━━━━━ Record excerpts ━━━━━

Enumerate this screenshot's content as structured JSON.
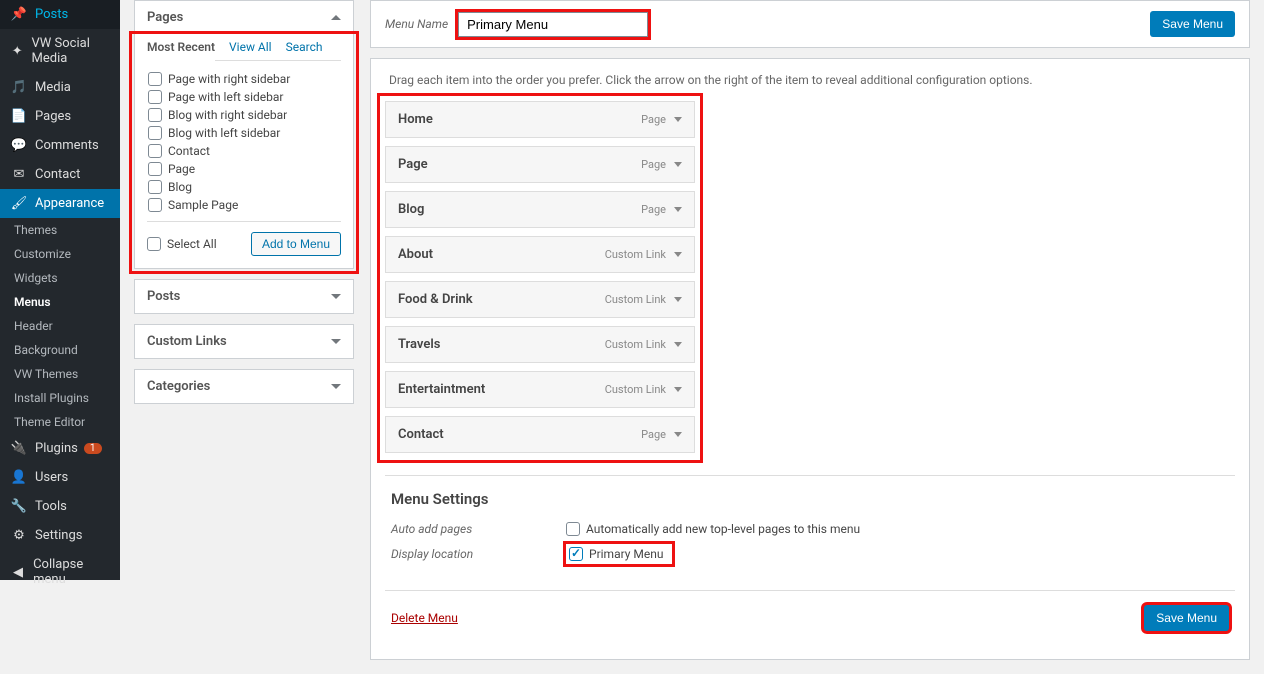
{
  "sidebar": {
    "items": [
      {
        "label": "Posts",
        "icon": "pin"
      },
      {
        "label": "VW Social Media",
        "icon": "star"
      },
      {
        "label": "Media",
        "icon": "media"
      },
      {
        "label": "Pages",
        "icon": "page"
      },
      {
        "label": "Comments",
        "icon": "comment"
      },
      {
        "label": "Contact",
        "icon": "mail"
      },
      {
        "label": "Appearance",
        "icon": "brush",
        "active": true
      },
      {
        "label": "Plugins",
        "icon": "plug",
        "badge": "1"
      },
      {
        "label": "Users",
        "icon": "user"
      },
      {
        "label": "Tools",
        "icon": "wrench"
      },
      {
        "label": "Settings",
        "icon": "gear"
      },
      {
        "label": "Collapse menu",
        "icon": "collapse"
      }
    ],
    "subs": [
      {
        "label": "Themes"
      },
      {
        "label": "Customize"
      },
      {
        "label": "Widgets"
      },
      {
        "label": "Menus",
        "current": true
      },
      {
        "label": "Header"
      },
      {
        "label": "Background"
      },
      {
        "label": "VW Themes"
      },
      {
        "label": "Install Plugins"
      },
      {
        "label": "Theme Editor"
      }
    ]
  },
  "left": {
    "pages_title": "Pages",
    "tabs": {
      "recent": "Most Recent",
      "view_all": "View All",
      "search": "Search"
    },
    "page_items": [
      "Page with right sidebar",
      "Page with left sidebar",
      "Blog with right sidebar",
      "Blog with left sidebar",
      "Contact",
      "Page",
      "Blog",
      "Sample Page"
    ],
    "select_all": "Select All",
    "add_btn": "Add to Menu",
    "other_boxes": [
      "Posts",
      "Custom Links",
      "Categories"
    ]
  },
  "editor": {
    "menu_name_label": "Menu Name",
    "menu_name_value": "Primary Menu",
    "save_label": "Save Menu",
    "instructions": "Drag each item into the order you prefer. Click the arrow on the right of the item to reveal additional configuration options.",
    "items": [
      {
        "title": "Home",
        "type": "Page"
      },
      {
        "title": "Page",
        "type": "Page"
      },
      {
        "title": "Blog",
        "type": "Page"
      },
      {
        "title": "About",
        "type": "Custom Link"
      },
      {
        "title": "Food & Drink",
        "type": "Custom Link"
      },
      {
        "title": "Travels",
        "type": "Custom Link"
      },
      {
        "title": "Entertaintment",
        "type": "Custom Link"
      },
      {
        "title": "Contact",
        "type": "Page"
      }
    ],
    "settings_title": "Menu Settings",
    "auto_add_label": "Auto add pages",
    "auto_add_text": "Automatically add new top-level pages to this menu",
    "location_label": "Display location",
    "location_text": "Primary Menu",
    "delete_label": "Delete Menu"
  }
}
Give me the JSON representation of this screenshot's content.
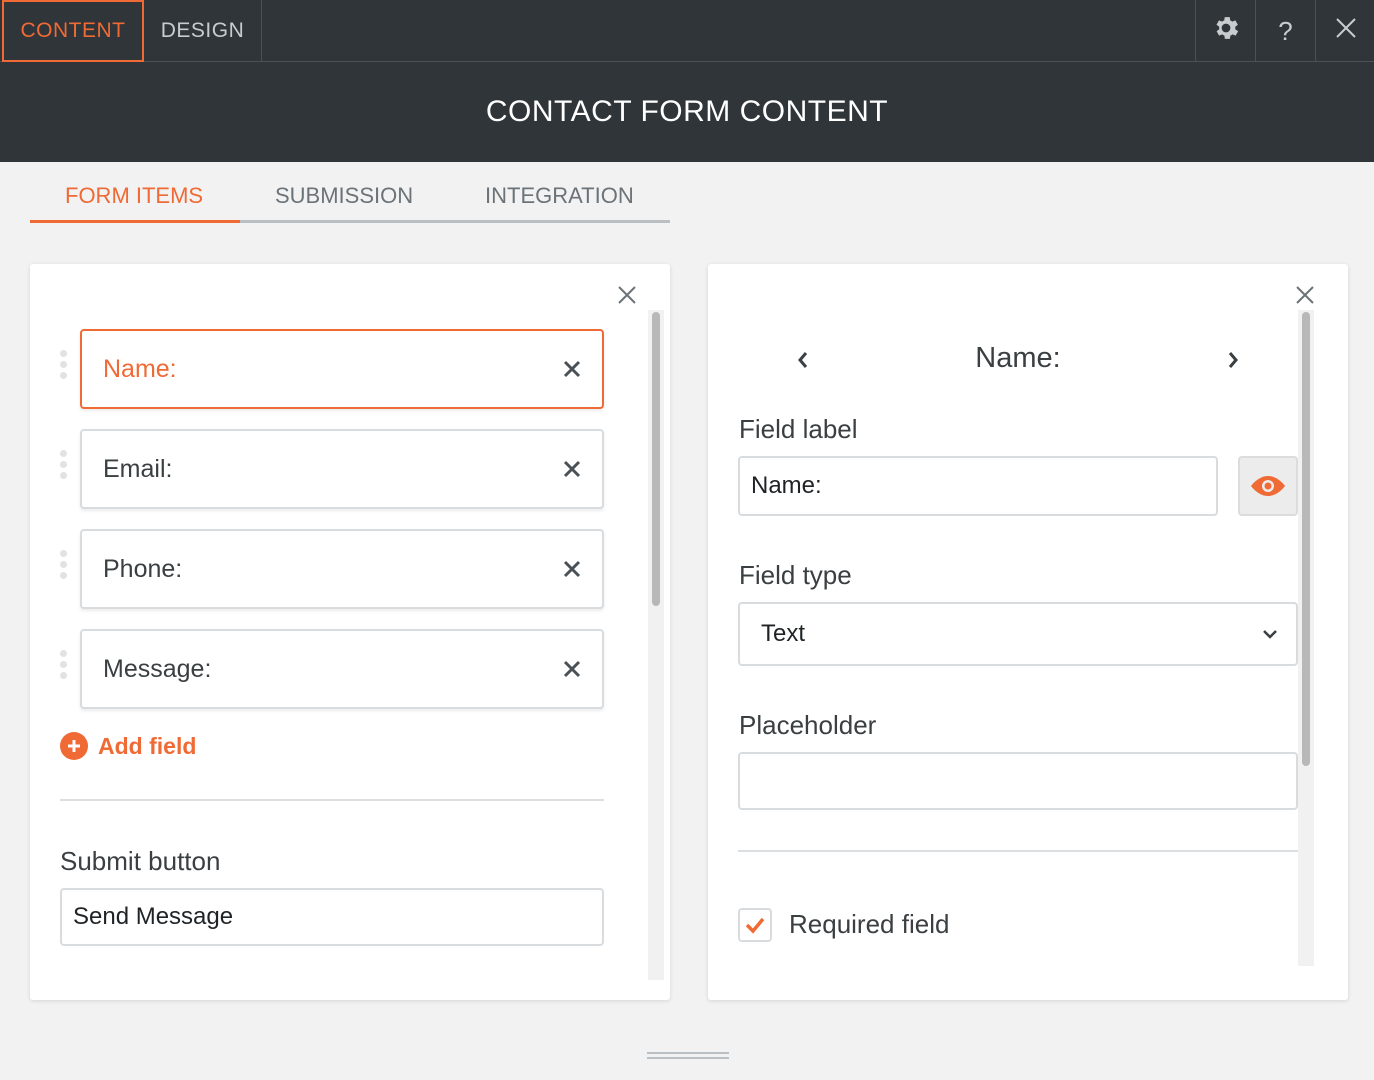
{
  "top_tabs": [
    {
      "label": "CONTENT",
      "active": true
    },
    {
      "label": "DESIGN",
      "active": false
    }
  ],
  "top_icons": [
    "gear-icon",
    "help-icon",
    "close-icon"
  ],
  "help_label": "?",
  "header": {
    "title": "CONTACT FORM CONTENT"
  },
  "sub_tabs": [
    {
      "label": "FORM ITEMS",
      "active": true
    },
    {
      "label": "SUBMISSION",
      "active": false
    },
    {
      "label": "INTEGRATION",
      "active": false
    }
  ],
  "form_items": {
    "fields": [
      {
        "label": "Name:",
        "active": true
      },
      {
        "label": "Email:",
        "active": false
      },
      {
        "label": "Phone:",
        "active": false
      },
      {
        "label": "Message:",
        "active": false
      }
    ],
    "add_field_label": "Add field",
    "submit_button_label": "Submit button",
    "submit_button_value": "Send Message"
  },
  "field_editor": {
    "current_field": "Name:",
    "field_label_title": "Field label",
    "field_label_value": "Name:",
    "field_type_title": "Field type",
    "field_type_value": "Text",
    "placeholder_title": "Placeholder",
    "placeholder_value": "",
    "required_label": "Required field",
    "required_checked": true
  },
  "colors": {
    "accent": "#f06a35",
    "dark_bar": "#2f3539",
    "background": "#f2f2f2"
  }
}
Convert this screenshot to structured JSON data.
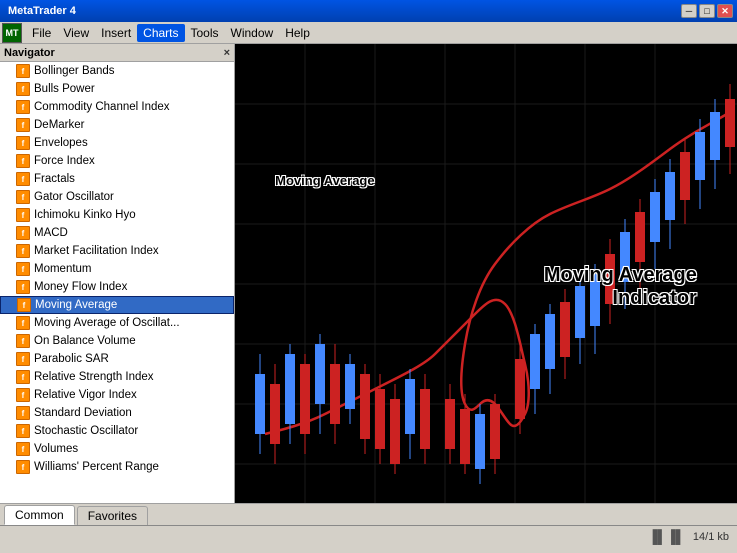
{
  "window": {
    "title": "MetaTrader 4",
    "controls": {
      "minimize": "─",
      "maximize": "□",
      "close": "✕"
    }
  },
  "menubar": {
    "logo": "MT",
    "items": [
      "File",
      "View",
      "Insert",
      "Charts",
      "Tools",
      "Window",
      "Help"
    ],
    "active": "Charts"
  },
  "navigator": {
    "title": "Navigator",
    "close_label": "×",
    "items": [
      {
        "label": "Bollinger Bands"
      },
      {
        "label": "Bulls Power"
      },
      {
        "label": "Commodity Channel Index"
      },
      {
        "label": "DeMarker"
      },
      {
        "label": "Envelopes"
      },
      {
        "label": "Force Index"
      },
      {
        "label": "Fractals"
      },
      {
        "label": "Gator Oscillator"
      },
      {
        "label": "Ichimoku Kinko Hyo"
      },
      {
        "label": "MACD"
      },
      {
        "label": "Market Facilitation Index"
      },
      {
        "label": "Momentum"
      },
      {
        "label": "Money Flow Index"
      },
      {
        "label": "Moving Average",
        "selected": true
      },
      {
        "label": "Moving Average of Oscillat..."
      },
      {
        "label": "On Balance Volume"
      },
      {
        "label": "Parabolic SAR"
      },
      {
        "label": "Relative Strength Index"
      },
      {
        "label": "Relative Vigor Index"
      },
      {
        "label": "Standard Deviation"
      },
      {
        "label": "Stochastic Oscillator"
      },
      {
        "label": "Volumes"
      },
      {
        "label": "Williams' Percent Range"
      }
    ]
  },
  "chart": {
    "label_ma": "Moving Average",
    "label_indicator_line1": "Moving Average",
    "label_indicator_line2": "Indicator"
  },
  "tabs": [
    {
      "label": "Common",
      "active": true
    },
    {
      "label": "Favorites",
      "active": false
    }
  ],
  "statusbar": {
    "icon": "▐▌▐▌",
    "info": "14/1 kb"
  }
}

━━━━━

- Your objective -
Looking at the listing above, how many of its lines contain the string "JSON"? Give the number alone.

- Problem solution -
3